● **Problem**: Filter the lines below, copying only those with the string "name".

(Data entries for graphics)
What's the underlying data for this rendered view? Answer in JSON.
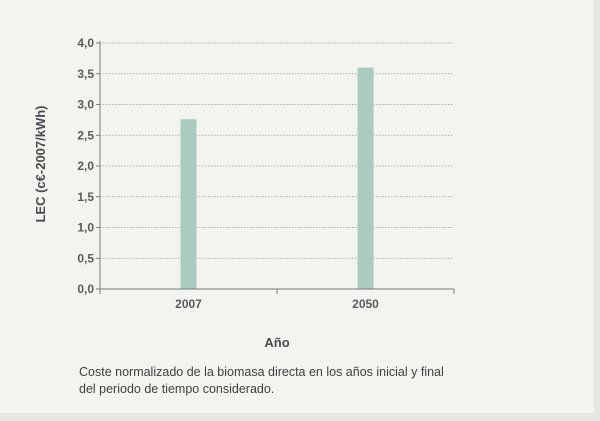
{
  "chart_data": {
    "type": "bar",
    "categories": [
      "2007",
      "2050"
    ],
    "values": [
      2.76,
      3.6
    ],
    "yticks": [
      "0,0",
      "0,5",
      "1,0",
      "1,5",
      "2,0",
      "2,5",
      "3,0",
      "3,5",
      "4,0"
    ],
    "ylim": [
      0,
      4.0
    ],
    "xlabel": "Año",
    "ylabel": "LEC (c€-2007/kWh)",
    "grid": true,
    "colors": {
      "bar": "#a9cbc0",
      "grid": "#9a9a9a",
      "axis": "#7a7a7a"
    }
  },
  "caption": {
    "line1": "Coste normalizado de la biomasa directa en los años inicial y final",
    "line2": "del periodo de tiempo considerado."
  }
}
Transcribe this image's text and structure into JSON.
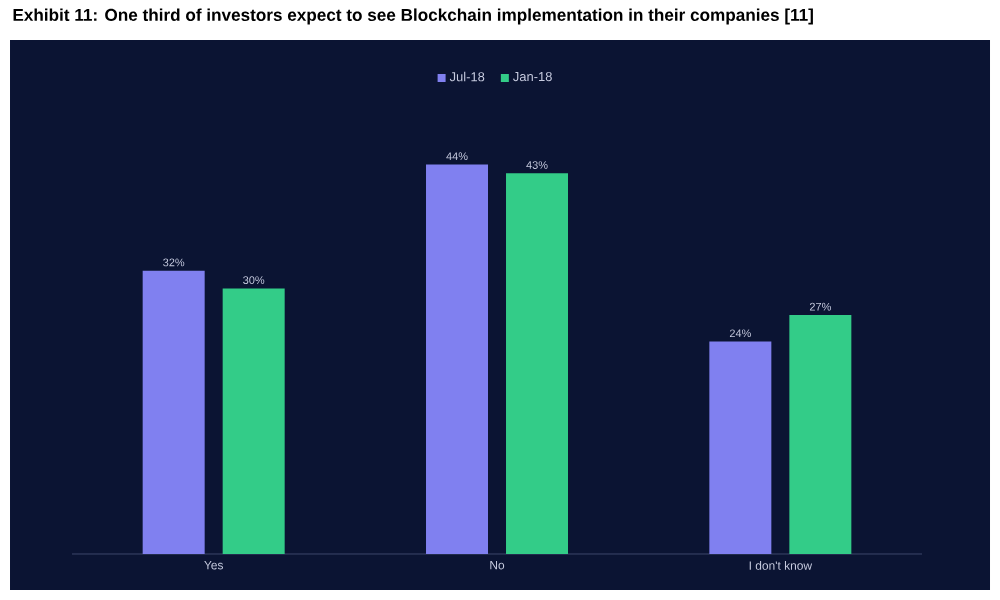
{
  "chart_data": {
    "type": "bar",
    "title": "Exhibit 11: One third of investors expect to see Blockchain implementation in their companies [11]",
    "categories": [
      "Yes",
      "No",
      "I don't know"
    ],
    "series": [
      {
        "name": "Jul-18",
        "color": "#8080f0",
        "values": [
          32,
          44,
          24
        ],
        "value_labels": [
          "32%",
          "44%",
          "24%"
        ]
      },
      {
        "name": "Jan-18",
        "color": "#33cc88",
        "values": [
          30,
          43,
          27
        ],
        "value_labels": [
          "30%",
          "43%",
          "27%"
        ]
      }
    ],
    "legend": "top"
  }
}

--

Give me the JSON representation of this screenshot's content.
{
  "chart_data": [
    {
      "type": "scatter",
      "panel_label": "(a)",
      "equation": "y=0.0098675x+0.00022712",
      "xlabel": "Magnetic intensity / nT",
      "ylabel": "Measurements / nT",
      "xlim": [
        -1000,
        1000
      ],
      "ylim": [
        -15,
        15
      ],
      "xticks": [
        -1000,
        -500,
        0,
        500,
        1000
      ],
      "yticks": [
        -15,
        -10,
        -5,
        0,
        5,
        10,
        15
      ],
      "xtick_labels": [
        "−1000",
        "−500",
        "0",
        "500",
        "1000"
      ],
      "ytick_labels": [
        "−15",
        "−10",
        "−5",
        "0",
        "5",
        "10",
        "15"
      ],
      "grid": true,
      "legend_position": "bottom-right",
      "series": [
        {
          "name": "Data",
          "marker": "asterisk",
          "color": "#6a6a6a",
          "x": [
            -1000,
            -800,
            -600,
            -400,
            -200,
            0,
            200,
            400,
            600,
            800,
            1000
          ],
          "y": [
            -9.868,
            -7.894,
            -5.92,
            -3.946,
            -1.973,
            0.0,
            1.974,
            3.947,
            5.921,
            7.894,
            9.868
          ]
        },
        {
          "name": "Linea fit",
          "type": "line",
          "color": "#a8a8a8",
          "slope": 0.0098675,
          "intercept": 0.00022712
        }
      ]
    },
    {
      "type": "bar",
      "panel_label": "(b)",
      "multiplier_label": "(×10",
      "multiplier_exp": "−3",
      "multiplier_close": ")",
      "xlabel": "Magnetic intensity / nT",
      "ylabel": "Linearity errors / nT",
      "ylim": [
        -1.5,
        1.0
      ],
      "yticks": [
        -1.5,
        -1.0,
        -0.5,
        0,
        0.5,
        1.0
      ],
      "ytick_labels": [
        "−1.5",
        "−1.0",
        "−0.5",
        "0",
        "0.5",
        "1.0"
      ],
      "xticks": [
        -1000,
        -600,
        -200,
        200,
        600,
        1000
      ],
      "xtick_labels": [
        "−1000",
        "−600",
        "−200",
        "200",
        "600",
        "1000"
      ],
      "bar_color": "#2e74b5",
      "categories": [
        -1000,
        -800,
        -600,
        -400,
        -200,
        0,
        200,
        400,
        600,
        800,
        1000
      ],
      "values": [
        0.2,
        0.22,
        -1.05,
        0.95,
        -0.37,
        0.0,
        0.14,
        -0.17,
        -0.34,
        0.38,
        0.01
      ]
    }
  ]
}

● **Response to the exercise**:
        "name": "Jul-18",
        "name": "Jan-18",
          "name": "Data",
          "name": "Linea fit",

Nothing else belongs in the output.